● Task brief
Leaving out the pictures, transcribe all of the records faithfully.

● Data shown
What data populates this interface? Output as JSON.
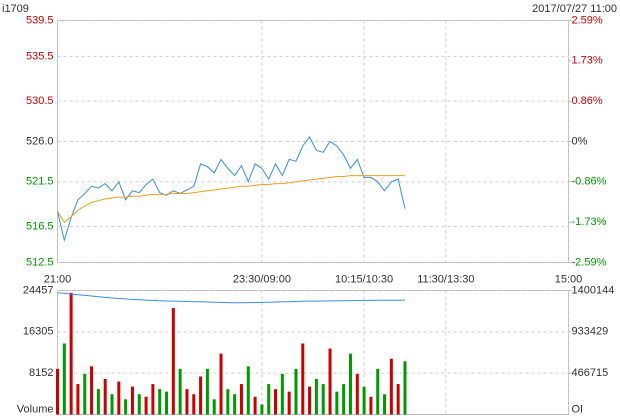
{
  "header": {
    "symbol": "i1709",
    "datetime": "2017/07/27 11:00"
  },
  "chart_data": [
    {
      "type": "line",
      "x": [
        0,
        5,
        10,
        15,
        20,
        25,
        30,
        35,
        40,
        45,
        50,
        55,
        60,
        65,
        70,
        75,
        80,
        85,
        90,
        95,
        100,
        105,
        110,
        115,
        120,
        125,
        130,
        135,
        140,
        145,
        150,
        155,
        160,
        165,
        170,
        175,
        180,
        185,
        190,
        195,
        200,
        205,
        210,
        215,
        220,
        225,
        230,
        235,
        240,
        245,
        250,
        255
      ],
      "series": [
        {
          "color": "#3a8ee6",
          "values": [
            518.2,
            515.0,
            517.5,
            519.5,
            520.2,
            521.0,
            520.8,
            521.3,
            520.5,
            521.5,
            519.5,
            520.5,
            520.3,
            521.2,
            521.8,
            520.3,
            520.0,
            520.5,
            520.2,
            520.6,
            521.0,
            523.5,
            523.2,
            522.5,
            524.0,
            523.0,
            522.2,
            523.3,
            521.5,
            523.5,
            523.0,
            521.8,
            523.5,
            522.2,
            524.0,
            523.8,
            525.5,
            526.5,
            525.0,
            524.8,
            526.0,
            525.5,
            524.5,
            523.0,
            524.0,
            522.0,
            522.0,
            521.5,
            520.5,
            521.5,
            521.8,
            518.5
          ]
        },
        {
          "color": "#f0a020",
          "values": [
            518.2,
            517.0,
            517.6,
            518.3,
            518.8,
            519.2,
            519.4,
            519.6,
            519.7,
            519.8,
            519.8,
            519.9,
            519.9,
            520.0,
            520.1,
            520.1,
            520.1,
            520.2,
            520.2,
            520.2,
            520.3,
            520.4,
            520.5,
            520.6,
            520.7,
            520.8,
            520.9,
            521.0,
            521.0,
            521.1,
            521.2,
            521.2,
            521.3,
            521.3,
            521.4,
            521.5,
            521.6,
            521.7,
            521.8,
            521.9,
            522.0,
            522.1,
            522.1,
            522.2,
            522.2,
            522.2,
            522.2,
            522.2,
            522.2,
            522.2,
            522.2,
            522.2
          ]
        }
      ],
      "xlim": [
        0,
        375
      ],
      "xticks": [
        {
          "value": 0,
          "label": "21:00"
        },
        {
          "value": 150,
          "label": "23:30/09:00"
        },
        {
          "value": 225,
          "label": "10:15/10:30"
        },
        {
          "value": 285,
          "label": "11:30/13:30"
        },
        {
          "value": 375,
          "label": "15:00"
        }
      ],
      "ylim": [
        512.5,
        539.5
      ],
      "yticks": [
        539.5,
        535.5,
        530.5,
        {
          "value": 526,
          "label": "526.0"
        },
        521.5,
        516.5,
        512.5
      ],
      "y2lim": [
        -2.59,
        2.59
      ],
      "y2ticks": [
        {
          "value": 2.59,
          "label": "2.59%"
        },
        {
          "value": 1.73,
          "label": "1.73%"
        },
        {
          "value": 0.86,
          "label": "0.86%"
        },
        {
          "value": 0,
          "label": "0%"
        },
        {
          "value": -0.86,
          "label": "-0.86%"
        },
        {
          "value": -1.73,
          "label": "-1.73%"
        },
        {
          "value": -2.59,
          "label": "-2.59%"
        }
      ],
      "grid": true
    },
    {
      "type": "bar",
      "x": [
        0,
        5,
        10,
        15,
        20,
        25,
        30,
        35,
        40,
        45,
        50,
        55,
        60,
        65,
        70,
        75,
        80,
        85,
        90,
        95,
        100,
        105,
        110,
        115,
        120,
        125,
        130,
        135,
        140,
        145,
        150,
        155,
        160,
        165,
        170,
        175,
        180,
        185,
        190,
        195,
        200,
        205,
        210,
        215,
        220,
        225,
        230,
        235,
        240,
        245,
        250,
        255
      ],
      "series": [
        {
          "color": "#cc0000",
          "values": [
            9000,
            14000,
            24000,
            6000,
            8000,
            9500,
            5000,
            7000,
            4000,
            6500,
            3000,
            5500,
            4000,
            3500,
            6000,
            5000,
            4500,
            21000,
            9000,
            5000,
            4000,
            7500,
            9000,
            3000,
            12000,
            5000,
            4000,
            6000,
            9500,
            3500,
            2000,
            6000,
            5000,
            8000,
            4500,
            9000,
            14000,
            5500,
            7000,
            6000,
            13000,
            4500,
            6000,
            12000,
            8000,
            5500,
            3500,
            9000,
            4000,
            11000,
            6000,
            10500
          ],
          "colors": [
            "#cc0000",
            "#009900",
            "#cc0000",
            "#cc0000",
            "#009900",
            "#cc0000",
            "#009900",
            "#cc0000",
            "#009900",
            "#cc0000",
            "#009900",
            "#cc0000",
            "#009900",
            "#cc0000",
            "#cc0000",
            "#009900",
            "#009900",
            "#cc0000",
            "#009900",
            "#cc0000",
            "#cc0000",
            "#cc0000",
            "#009900",
            "#009900",
            "#cc0000",
            "#009900",
            "#009900",
            "#cc0000",
            "#009900",
            "#cc0000",
            "#009900",
            "#009900",
            "#cc0000",
            "#009900",
            "#cc0000",
            "#009900",
            "#cc0000",
            "#cc0000",
            "#009900",
            "#009900",
            "#cc0000",
            "#009900",
            "#009900",
            "#009900",
            "#cc0000",
            "#009900",
            "#cc0000",
            "#009900",
            "#009900",
            "#cc0000",
            "#cc0000",
            "#009900"
          ]
        },
        {
          "type": "line",
          "axis": "y2",
          "color": "#3a8ee6",
          "values": [
            1375000,
            1368000,
            1360000,
            1352000,
            1345000,
            1338000,
            1330000,
            1322000,
            1315000,
            1310000,
            1305000,
            1300000,
            1296000,
            1292000,
            1288000,
            1285000,
            1282000,
            1280000,
            1278000,
            1276000,
            1274000,
            1272000,
            1270000,
            1268000,
            1266000,
            1264000,
            1262000,
            1262000,
            1263000,
            1264000,
            1266000,
            1268000,
            1270000,
            1272000,
            1274000,
            1276000,
            1278000,
            1280000,
            1281000,
            1282000,
            1283000,
            1284000,
            1285000,
            1286000,
            1287000,
            1288000,
            1288000,
            1289000,
            1290000,
            1290000,
            1291000,
            1292000
          ]
        }
      ],
      "xlim": [
        0,
        375
      ],
      "ylabel": "Volume",
      "y2label": "OI",
      "ylim": [
        0,
        24457
      ],
      "yticks": [
        8152,
        16305,
        24457
      ],
      "y2lim": [
        0,
        1400144
      ],
      "y2ticks": [
        466715,
        933429,
        1400144
      ],
      "grid": true
    }
  ]
}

● Task solution
What data populates this interface? Output as JSON.
{
  "header": {
    "symbol": "i1709",
    "datetime": "2017/07/27 11:00"
  },
  "chart_data": [
    {
      "type": "line",
      "x": [
        0,
        5,
        10,
        15,
        20,
        25,
        30,
        35,
        40,
        45,
        50,
        55,
        60,
        65,
        70,
        75,
        80,
        85,
        90,
        95,
        100,
        105,
        110,
        115,
        120,
        125,
        130,
        135,
        140,
        145,
        150,
        155,
        160,
        165,
        170,
        175,
        180,
        185,
        190,
        195,
        200,
        205,
        210,
        215,
        220,
        225,
        230,
        235,
        240,
        245,
        250,
        255
      ],
      "series": [
        {
          "color": "#3a8ee6",
          "values": [
            518.2,
            515.0,
            517.5,
            519.5,
            520.2,
            521.0,
            520.8,
            521.3,
            520.5,
            521.5,
            519.5,
            520.5,
            520.3,
            521.2,
            521.8,
            520.3,
            520.0,
            520.5,
            520.2,
            520.6,
            521.0,
            523.5,
            523.2,
            522.5,
            524.0,
            523.0,
            522.2,
            523.3,
            521.5,
            523.5,
            523.0,
            521.8,
            523.5,
            522.2,
            524.0,
            523.8,
            525.5,
            526.5,
            525.0,
            524.8,
            526.0,
            525.5,
            524.5,
            523.0,
            524.0,
            522.0,
            522.0,
            521.5,
            520.5,
            521.5,
            521.8,
            518.5
          ]
        },
        {
          "color": "#f0a020",
          "values": [
            518.2,
            517.0,
            517.6,
            518.3,
            518.8,
            519.2,
            519.4,
            519.6,
            519.7,
            519.8,
            519.8,
            519.9,
            519.9,
            520.0,
            520.1,
            520.1,
            520.1,
            520.2,
            520.2,
            520.2,
            520.3,
            520.4,
            520.5,
            520.6,
            520.7,
            520.8,
            520.9,
            521.0,
            521.0,
            521.1,
            521.2,
            521.2,
            521.3,
            521.3,
            521.4,
            521.5,
            521.6,
            521.7,
            521.8,
            521.9,
            522.0,
            522.1,
            522.1,
            522.2,
            522.2,
            522.2,
            522.2,
            522.2,
            522.2,
            522.2,
            522.2,
            522.2
          ]
        }
      ],
      "xlim": [
        0,
        375
      ],
      "xticks": [
        {
          "value": 0,
          "label": "21:00"
        },
        {
          "value": 150,
          "label": "23:30/09:00"
        },
        {
          "value": 225,
          "label": "10:15/10:30"
        },
        {
          "value": 285,
          "label": "11:30/13:30"
        },
        {
          "value": 375,
          "label": "15:00"
        }
      ],
      "ylim": [
        512.5,
        539.5
      ],
      "yticks": [
        539.5,
        535.5,
        530.5,
        {
          "value": 526,
          "label": "526.0"
        },
        521.5,
        516.5,
        512.5
      ],
      "y2lim": [
        -2.59,
        2.59
      ],
      "y2ticks": [
        {
          "value": 2.59,
          "label": "2.59%"
        },
        {
          "value": 1.73,
          "label": "1.73%"
        },
        {
          "value": 0.86,
          "label": "0.86%"
        },
        {
          "value": 0,
          "label": "0%"
        },
        {
          "value": -0.86,
          "label": "-0.86%"
        },
        {
          "value": -1.73,
          "label": "-1.73%"
        },
        {
          "value": -2.59,
          "label": "-2.59%"
        }
      ],
      "grid": true
    },
    {
      "type": "bar",
      "x": [
        0,
        5,
        10,
        15,
        20,
        25,
        30,
        35,
        40,
        45,
        50,
        55,
        60,
        65,
        70,
        75,
        80,
        85,
        90,
        95,
        100,
        105,
        110,
        115,
        120,
        125,
        130,
        135,
        140,
        145,
        150,
        155,
        160,
        165,
        170,
        175,
        180,
        185,
        190,
        195,
        200,
        205,
        210,
        215,
        220,
        225,
        230,
        235,
        240,
        245,
        250,
        255
      ],
      "series": [
        {
          "color": "#cc0000",
          "values": [
            9000,
            14000,
            24000,
            6000,
            8000,
            9500,
            5000,
            7000,
            4000,
            6500,
            3000,
            5500,
            4000,
            3500,
            6000,
            5000,
            4500,
            21000,
            9000,
            5000,
            4000,
            7500,
            9000,
            3000,
            12000,
            5000,
            4000,
            6000,
            9500,
            3500,
            2000,
            6000,
            5000,
            8000,
            4500,
            9000,
            14000,
            5500,
            7000,
            6000,
            13000,
            4500,
            6000,
            12000,
            8000,
            5500,
            3500,
            9000,
            4000,
            11000,
            6000,
            10500
          ],
          "colors": [
            "#cc0000",
            "#009900",
            "#cc0000",
            "#cc0000",
            "#009900",
            "#cc0000",
            "#009900",
            "#cc0000",
            "#009900",
            "#cc0000",
            "#009900",
            "#cc0000",
            "#009900",
            "#cc0000",
            "#cc0000",
            "#009900",
            "#009900",
            "#cc0000",
            "#009900",
            "#cc0000",
            "#cc0000",
            "#cc0000",
            "#009900",
            "#009900",
            "#cc0000",
            "#009900",
            "#009900",
            "#cc0000",
            "#009900",
            "#cc0000",
            "#009900",
            "#009900",
            "#cc0000",
            "#009900",
            "#cc0000",
            "#009900",
            "#cc0000",
            "#cc0000",
            "#009900",
            "#009900",
            "#cc0000",
            "#009900",
            "#009900",
            "#009900",
            "#cc0000",
            "#009900",
            "#cc0000",
            "#009900",
            "#009900",
            "#cc0000",
            "#cc0000",
            "#009900"
          ]
        },
        {
          "type": "line",
          "axis": "y2",
          "color": "#3a8ee6",
          "values": [
            1375000,
            1368000,
            1360000,
            1352000,
            1345000,
            1338000,
            1330000,
            1322000,
            1315000,
            1310000,
            1305000,
            1300000,
            1296000,
            1292000,
            1288000,
            1285000,
            1282000,
            1280000,
            1278000,
            1276000,
            1274000,
            1272000,
            1270000,
            1268000,
            1266000,
            1264000,
            1262000,
            1262000,
            1263000,
            1264000,
            1266000,
            1268000,
            1270000,
            1272000,
            1274000,
            1276000,
            1278000,
            1280000,
            1281000,
            1282000,
            1283000,
            1284000,
            1285000,
            1286000,
            1287000,
            1288000,
            1288000,
            1289000,
            1290000,
            1290000,
            1291000,
            1292000
          ]
        }
      ],
      "xlim": [
        0,
        375
      ],
      "ylabel": "Volume",
      "y2label": "OI",
      "ylim": [
        0,
        24457
      ],
      "yticks": [
        8152,
        16305,
        24457
      ],
      "y2lim": [
        0,
        1400144
      ],
      "y2ticks": [
        466715,
        933429,
        1400144
      ],
      "grid": true
    }
  ]
}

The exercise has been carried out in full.